Task prompt: Leaving out the pictures, please retype each record exactly.

[start of Record excerpts]

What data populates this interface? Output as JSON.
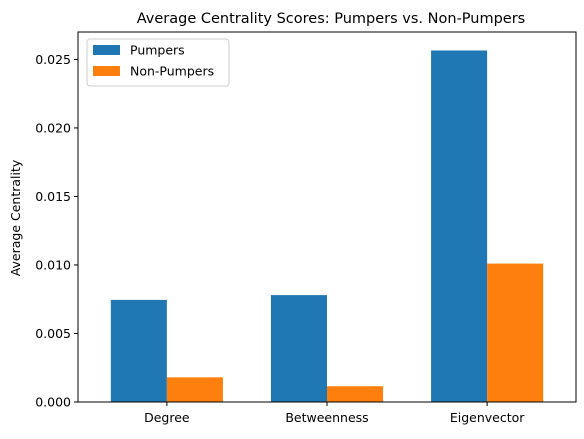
{
  "chart_data": {
    "type": "bar",
    "title": "Average Centrality Scores: Pumpers vs. Non-Pumpers",
    "xlabel": "",
    "ylabel": "Average Centrality",
    "categories": [
      "Degree",
      "Betweenness",
      "Eigenvector"
    ],
    "series": [
      {
        "name": "Pumpers",
        "values": [
          0.00745,
          0.0078,
          0.02565
        ],
        "color": "#1f77b4"
      },
      {
        "name": "Non-Pumpers",
        "values": [
          0.0018,
          0.00115,
          0.0101
        ],
        "color": "#ff7f0e"
      }
    ],
    "ylim": [
      0,
      0.027
    ],
    "yticks": [
      "0.000",
      "0.005",
      "0.010",
      "0.015",
      "0.020",
      "0.025"
    ],
    "grid": false,
    "legend_position": "top-left"
  }
}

[end of Record excerpts]

Solution to the problem:
What data populates this interface? Output as JSON.
{
  "chart_data": {
    "type": "bar",
    "title": "Average Centrality Scores: Pumpers vs. Non-Pumpers",
    "xlabel": "",
    "ylabel": "Average Centrality",
    "categories": [
      "Degree",
      "Betweenness",
      "Eigenvector"
    ],
    "series": [
      {
        "name": "Pumpers",
        "values": [
          0.00745,
          0.0078,
          0.02565
        ],
        "color": "#1f77b4"
      },
      {
        "name": "Non-Pumpers",
        "values": [
          0.0018,
          0.00115,
          0.0101
        ],
        "color": "#ff7f0e"
      }
    ],
    "ylim": [
      0,
      0.027
    ],
    "yticks": [
      "0.000",
      "0.005",
      "0.010",
      "0.015",
      "0.020",
      "0.025"
    ],
    "grid": false,
    "legend_position": "top-left"
  }
}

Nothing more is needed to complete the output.